++++ TASK INPUT

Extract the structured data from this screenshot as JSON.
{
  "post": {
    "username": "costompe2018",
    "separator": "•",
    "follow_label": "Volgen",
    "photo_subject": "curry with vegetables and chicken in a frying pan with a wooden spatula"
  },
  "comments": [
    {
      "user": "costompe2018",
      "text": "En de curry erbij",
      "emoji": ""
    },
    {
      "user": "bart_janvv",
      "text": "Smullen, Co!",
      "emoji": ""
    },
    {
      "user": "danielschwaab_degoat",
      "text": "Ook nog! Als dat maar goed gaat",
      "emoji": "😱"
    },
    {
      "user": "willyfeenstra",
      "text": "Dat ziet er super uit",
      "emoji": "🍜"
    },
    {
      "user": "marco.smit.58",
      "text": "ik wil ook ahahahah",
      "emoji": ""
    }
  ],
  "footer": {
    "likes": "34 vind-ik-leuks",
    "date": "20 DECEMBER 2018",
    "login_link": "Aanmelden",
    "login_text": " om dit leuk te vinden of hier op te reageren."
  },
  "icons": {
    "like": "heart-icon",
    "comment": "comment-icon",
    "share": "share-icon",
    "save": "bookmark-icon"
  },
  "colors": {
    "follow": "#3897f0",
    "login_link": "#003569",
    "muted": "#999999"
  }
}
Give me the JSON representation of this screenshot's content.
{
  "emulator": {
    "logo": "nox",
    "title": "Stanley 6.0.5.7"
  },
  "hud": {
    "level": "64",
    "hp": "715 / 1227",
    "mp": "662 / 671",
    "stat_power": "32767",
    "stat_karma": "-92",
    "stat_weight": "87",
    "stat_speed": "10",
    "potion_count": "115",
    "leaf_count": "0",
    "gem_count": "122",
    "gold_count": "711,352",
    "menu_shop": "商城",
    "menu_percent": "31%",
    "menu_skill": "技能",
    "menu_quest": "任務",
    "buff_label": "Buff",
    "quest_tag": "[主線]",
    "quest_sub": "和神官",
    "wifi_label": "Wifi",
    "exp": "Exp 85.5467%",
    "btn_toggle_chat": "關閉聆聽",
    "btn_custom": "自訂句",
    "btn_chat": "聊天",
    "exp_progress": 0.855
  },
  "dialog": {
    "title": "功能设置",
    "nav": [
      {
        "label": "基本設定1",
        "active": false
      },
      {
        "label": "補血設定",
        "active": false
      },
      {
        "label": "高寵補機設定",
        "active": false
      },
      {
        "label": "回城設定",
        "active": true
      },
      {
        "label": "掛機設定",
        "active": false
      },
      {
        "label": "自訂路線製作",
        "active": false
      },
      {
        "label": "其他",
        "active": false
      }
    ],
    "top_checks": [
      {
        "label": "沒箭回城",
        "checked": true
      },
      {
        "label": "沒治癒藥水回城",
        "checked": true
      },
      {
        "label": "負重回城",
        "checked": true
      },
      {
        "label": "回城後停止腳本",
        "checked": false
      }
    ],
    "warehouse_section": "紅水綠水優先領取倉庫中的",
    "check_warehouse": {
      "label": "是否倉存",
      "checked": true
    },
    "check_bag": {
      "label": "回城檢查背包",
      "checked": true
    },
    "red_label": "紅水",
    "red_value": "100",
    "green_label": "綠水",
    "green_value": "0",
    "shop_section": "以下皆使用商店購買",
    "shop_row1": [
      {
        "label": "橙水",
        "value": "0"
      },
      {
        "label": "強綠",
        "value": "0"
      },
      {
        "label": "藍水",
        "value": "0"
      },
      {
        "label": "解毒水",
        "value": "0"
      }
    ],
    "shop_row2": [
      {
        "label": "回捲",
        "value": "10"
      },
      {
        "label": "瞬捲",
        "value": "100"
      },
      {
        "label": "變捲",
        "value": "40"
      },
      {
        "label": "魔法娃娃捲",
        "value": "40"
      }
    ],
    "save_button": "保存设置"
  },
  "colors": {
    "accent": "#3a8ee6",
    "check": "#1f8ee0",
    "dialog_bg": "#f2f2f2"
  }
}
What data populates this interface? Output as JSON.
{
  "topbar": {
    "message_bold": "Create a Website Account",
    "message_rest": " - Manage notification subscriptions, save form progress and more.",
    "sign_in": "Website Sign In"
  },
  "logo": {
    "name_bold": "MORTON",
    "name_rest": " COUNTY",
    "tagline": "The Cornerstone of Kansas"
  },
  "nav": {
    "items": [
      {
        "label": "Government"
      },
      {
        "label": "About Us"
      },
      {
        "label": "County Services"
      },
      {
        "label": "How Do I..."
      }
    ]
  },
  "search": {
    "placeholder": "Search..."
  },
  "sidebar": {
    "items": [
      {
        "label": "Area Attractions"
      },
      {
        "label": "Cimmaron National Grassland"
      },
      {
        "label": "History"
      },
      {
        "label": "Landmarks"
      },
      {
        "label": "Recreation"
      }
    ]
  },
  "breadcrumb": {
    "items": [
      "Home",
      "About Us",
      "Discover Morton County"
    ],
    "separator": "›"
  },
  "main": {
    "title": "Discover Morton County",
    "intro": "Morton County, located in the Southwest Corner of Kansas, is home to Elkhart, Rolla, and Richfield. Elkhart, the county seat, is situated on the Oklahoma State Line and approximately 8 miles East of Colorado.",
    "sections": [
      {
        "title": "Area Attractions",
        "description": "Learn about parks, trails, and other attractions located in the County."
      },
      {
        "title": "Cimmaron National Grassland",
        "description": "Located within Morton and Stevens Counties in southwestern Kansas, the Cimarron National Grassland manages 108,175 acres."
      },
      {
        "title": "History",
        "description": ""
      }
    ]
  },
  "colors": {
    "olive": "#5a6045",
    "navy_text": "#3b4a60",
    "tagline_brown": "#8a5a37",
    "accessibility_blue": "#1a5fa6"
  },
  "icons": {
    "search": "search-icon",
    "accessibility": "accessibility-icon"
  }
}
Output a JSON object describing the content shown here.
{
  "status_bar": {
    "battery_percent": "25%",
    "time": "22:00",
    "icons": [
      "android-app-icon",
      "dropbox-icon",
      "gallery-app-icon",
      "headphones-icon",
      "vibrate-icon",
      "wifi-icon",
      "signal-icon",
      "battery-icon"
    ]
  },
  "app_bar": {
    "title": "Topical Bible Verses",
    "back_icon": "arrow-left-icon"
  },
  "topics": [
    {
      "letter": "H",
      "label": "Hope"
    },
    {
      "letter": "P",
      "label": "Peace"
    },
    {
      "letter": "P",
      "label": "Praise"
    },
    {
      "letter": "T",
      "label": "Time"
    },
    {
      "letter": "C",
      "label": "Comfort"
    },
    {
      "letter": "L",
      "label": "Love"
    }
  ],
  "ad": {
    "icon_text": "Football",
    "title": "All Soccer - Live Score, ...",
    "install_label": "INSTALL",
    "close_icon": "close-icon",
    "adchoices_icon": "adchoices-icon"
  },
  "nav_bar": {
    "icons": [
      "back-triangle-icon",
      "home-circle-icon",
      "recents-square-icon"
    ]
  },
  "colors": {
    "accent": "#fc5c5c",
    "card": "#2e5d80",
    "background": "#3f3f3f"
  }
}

++++++++

• [GIVEN TASK]
Check every line of the data above for the string "letter", and copy those that have it.

• [RESPONSE BELOW]
      "letter": "H",
      "letter": "P",
      "letter": "P",
      "letter": "T",
      "letter": "C",
      "letter": "L",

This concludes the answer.